The exercise:
Read through the entries below and return each line with the word "value".

Given entries:
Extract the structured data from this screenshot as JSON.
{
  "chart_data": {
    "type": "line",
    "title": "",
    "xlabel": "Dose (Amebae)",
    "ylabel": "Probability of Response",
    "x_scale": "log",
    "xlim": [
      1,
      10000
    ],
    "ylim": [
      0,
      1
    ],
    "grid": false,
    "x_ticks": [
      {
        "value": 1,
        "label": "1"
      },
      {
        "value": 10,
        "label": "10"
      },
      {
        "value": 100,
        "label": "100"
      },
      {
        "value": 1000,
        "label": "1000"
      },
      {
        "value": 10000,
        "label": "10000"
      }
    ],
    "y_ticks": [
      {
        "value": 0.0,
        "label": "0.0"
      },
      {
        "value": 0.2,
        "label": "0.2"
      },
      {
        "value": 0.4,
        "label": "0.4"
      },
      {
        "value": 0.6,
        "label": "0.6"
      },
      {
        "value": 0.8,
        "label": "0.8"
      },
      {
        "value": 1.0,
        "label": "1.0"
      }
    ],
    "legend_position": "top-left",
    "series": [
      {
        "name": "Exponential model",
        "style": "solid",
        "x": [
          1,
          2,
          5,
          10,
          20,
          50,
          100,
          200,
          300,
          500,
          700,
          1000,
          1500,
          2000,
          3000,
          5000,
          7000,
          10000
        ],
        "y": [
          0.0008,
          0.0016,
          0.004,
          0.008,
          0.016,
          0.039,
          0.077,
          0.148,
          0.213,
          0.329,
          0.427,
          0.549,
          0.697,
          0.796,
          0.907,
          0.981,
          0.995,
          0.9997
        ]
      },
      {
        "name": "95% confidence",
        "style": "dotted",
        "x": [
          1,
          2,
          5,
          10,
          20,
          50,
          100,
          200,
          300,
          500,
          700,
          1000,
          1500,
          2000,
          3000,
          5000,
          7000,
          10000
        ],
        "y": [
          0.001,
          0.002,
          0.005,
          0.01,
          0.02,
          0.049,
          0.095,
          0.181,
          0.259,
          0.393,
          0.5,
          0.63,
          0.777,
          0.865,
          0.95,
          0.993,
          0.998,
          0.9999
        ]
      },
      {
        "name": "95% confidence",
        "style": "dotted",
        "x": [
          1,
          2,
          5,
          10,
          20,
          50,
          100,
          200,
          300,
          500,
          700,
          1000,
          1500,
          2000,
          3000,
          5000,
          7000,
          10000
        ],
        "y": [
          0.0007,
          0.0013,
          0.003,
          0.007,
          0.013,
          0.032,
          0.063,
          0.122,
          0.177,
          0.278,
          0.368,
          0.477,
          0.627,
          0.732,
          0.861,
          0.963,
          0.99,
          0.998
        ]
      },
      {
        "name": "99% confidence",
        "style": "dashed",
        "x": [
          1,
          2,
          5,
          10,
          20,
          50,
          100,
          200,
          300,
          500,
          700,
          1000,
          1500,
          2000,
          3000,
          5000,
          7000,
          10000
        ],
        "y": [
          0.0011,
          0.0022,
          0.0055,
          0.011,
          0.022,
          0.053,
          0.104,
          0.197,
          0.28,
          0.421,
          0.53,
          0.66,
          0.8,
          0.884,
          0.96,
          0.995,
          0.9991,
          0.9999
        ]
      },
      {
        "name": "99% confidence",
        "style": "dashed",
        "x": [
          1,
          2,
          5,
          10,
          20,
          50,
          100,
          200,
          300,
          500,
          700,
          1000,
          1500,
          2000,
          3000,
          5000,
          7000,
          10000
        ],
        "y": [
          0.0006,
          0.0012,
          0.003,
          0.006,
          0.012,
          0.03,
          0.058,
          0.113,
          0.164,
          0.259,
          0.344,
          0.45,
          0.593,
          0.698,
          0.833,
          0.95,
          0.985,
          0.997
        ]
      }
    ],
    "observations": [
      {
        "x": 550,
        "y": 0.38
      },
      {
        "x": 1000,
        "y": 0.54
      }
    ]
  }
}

Output for this exercise:
        "value": 1,
        "value": 10,
        "value": 100,
        "value": 1000,
        "value": 10000,
        "value": 0.0,
        "value": 0.2,
        "value": 0.4,
        "value": 0.6,
        "value": 0.8,
        "value": 1.0,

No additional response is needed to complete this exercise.